## Task objective
Using the entries that follow, collect the lines where the word "ESTATAL" appears.

## Data supplied
◇ ◇ ◇ ◇ ◇

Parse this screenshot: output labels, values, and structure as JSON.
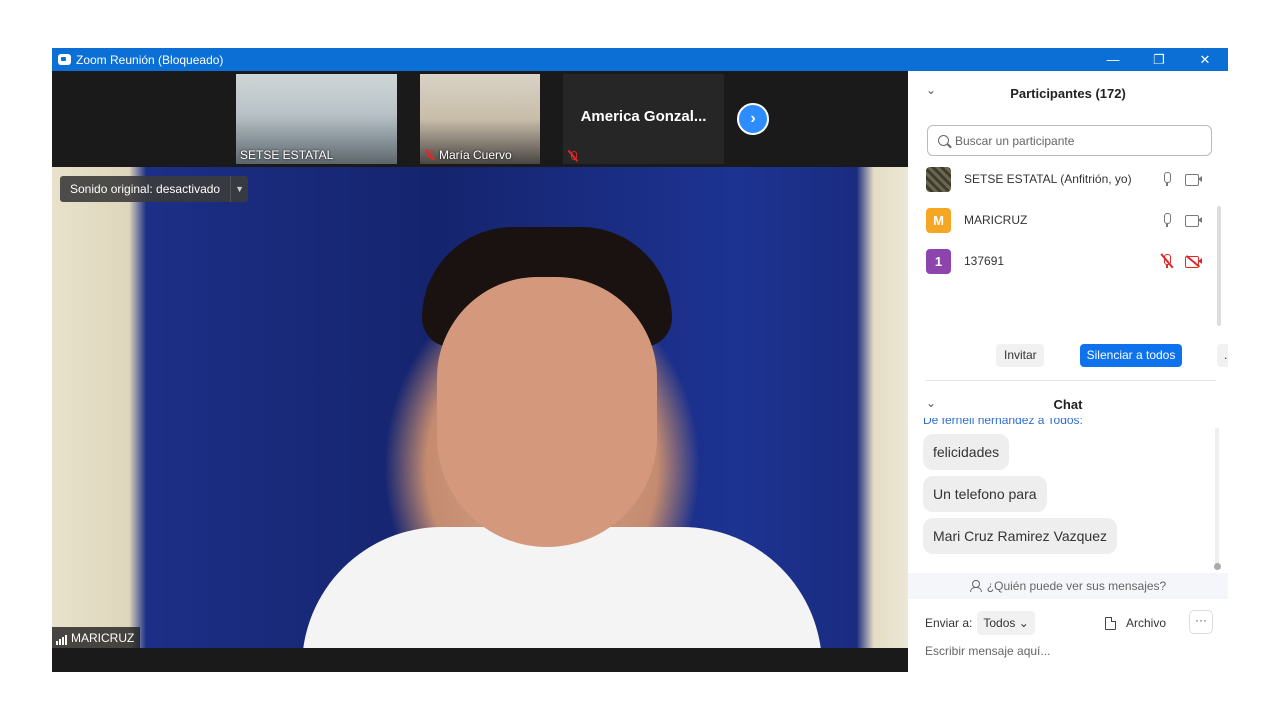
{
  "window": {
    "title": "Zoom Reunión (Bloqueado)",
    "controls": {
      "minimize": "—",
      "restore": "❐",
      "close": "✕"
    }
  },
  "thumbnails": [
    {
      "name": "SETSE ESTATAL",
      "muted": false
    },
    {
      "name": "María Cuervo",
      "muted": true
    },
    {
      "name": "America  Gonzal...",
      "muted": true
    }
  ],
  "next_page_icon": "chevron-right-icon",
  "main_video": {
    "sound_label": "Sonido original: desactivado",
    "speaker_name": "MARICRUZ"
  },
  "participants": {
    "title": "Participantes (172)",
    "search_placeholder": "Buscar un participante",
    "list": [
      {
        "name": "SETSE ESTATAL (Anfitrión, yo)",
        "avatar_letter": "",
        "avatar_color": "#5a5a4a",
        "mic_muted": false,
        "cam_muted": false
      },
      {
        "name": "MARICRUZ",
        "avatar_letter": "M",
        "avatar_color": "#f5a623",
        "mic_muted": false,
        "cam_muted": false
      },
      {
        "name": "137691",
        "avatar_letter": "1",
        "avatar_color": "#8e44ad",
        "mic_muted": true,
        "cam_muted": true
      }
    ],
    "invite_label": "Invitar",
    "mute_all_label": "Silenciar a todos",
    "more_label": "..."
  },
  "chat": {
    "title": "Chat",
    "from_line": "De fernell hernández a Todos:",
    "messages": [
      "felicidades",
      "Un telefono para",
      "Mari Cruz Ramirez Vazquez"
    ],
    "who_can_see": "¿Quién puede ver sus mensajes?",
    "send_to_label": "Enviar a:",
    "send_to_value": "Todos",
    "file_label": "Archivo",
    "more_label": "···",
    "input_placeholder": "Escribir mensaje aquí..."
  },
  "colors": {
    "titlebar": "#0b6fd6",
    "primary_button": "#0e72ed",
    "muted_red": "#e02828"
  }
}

◇ ◇ ◇ ◇ ◇

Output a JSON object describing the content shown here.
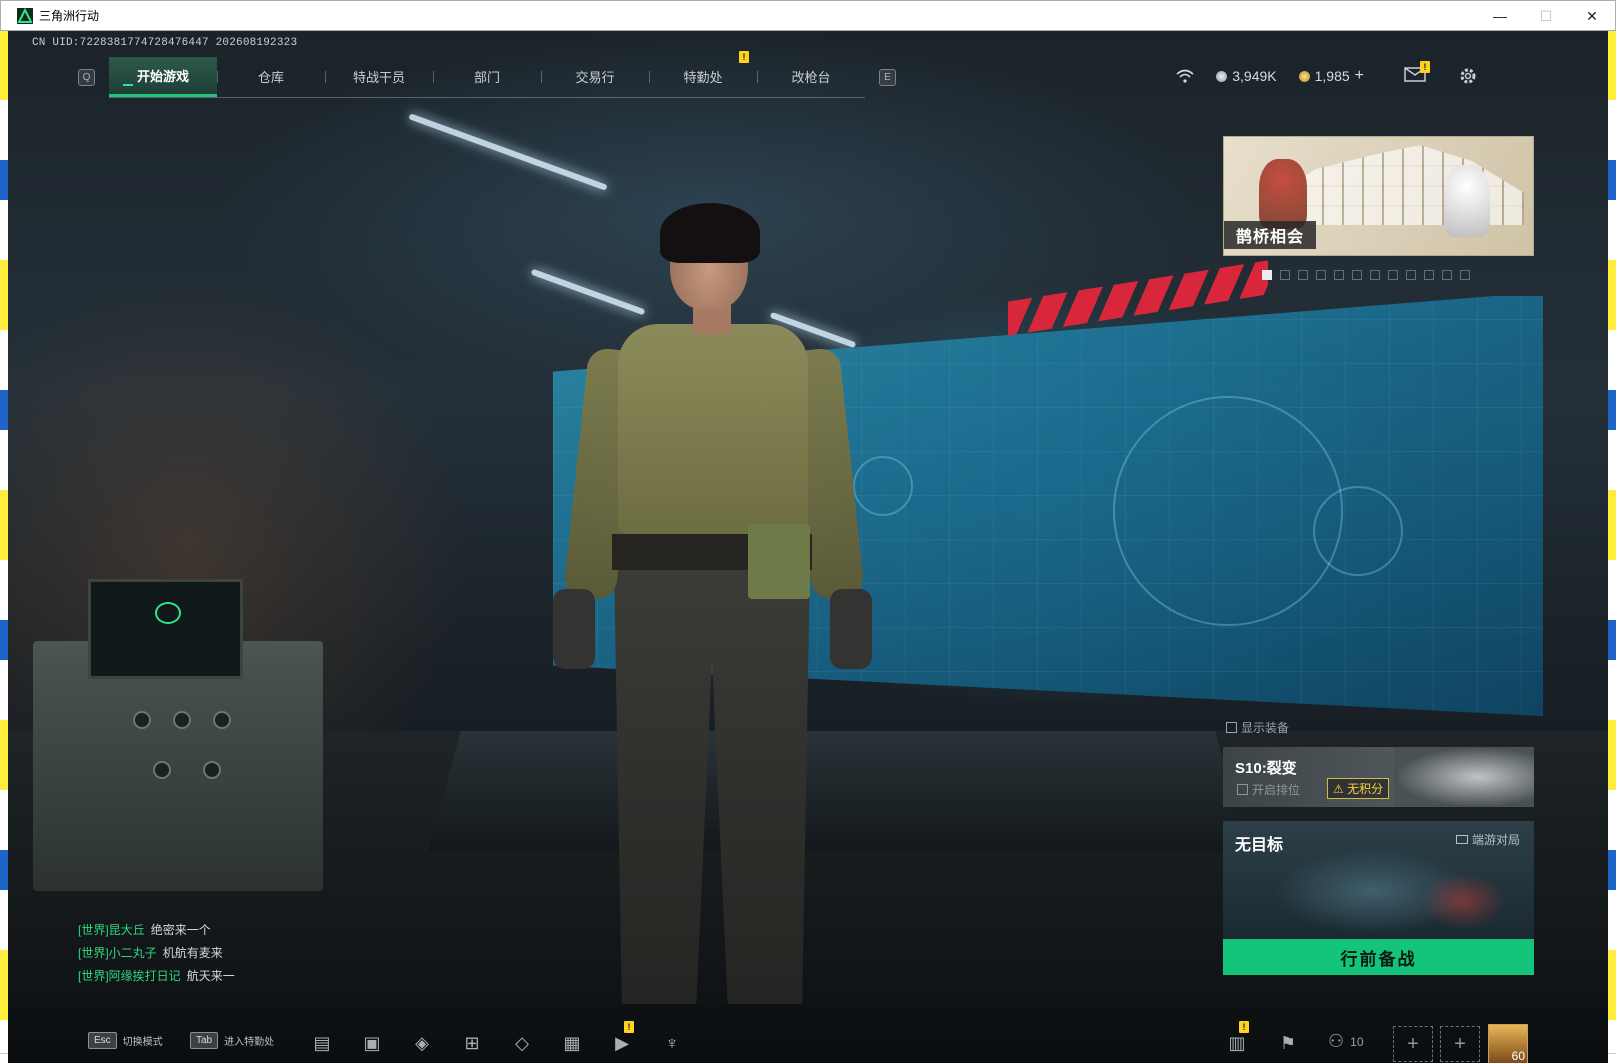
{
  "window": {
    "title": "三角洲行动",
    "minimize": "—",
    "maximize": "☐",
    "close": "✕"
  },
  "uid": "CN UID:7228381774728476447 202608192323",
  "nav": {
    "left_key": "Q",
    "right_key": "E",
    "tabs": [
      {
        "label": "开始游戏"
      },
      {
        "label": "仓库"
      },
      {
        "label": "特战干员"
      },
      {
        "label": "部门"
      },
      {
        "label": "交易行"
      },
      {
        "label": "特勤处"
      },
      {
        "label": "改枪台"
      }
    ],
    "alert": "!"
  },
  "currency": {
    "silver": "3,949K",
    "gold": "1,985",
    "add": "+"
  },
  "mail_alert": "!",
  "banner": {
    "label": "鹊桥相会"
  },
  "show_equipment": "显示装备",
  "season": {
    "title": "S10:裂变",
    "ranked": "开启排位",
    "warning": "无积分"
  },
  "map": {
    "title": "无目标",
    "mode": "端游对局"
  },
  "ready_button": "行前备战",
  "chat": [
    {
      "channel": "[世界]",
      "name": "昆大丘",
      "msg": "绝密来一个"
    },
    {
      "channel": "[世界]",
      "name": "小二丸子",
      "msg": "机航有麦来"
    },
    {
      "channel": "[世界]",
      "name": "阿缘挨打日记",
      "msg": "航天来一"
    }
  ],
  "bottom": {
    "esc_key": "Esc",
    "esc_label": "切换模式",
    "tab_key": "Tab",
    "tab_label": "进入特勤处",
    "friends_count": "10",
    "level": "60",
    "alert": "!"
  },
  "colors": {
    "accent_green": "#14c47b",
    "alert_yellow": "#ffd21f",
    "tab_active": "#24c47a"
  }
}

◇ ◇ ◇ ◇ ◇

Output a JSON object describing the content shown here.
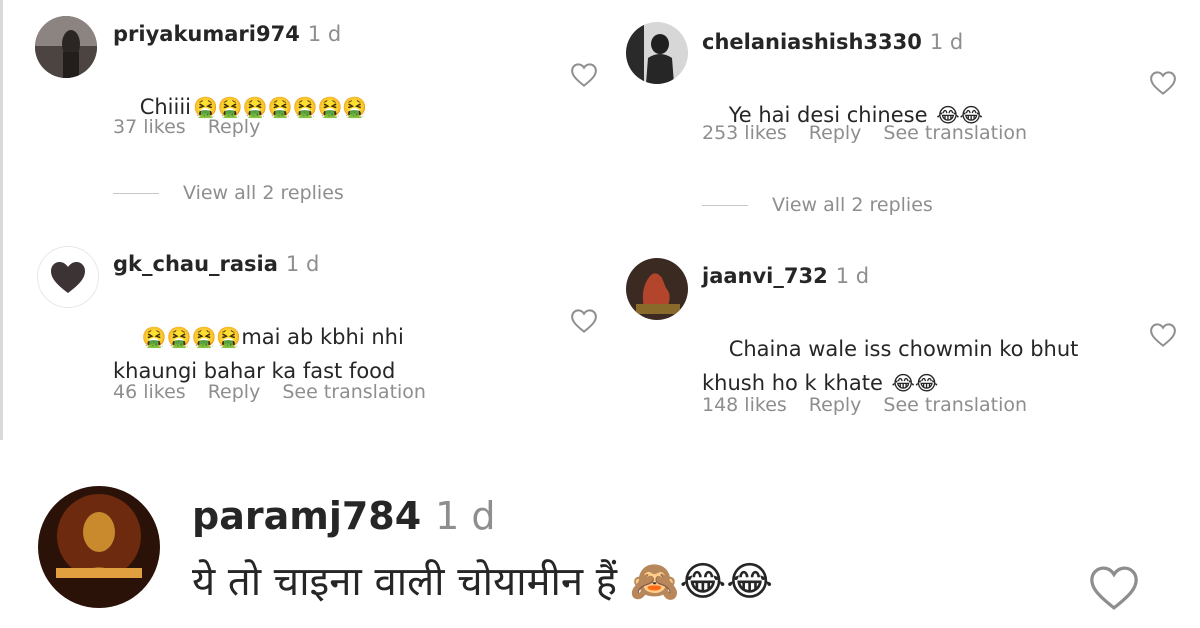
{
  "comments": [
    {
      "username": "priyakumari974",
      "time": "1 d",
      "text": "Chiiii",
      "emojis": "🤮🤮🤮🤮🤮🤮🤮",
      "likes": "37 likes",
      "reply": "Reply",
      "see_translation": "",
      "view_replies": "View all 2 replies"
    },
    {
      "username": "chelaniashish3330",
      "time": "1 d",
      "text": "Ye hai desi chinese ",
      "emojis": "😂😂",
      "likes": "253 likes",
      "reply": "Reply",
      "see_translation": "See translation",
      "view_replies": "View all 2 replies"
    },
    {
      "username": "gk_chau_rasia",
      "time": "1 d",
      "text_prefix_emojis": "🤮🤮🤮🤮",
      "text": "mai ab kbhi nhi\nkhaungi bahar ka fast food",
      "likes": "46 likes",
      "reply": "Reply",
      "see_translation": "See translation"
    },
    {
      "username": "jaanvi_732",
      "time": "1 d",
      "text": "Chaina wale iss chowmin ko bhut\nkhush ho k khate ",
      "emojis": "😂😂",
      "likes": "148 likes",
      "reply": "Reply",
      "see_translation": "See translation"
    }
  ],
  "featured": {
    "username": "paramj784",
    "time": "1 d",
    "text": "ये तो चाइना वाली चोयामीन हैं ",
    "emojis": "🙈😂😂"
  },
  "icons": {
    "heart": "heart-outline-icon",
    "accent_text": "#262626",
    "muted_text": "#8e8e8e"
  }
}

◇ ◇ ◇ ◇ ◇

## Written solution
      "name": "SETSE ESTATAL",
        "name": "SETSE ESTATAL (Anfitrión, yo)",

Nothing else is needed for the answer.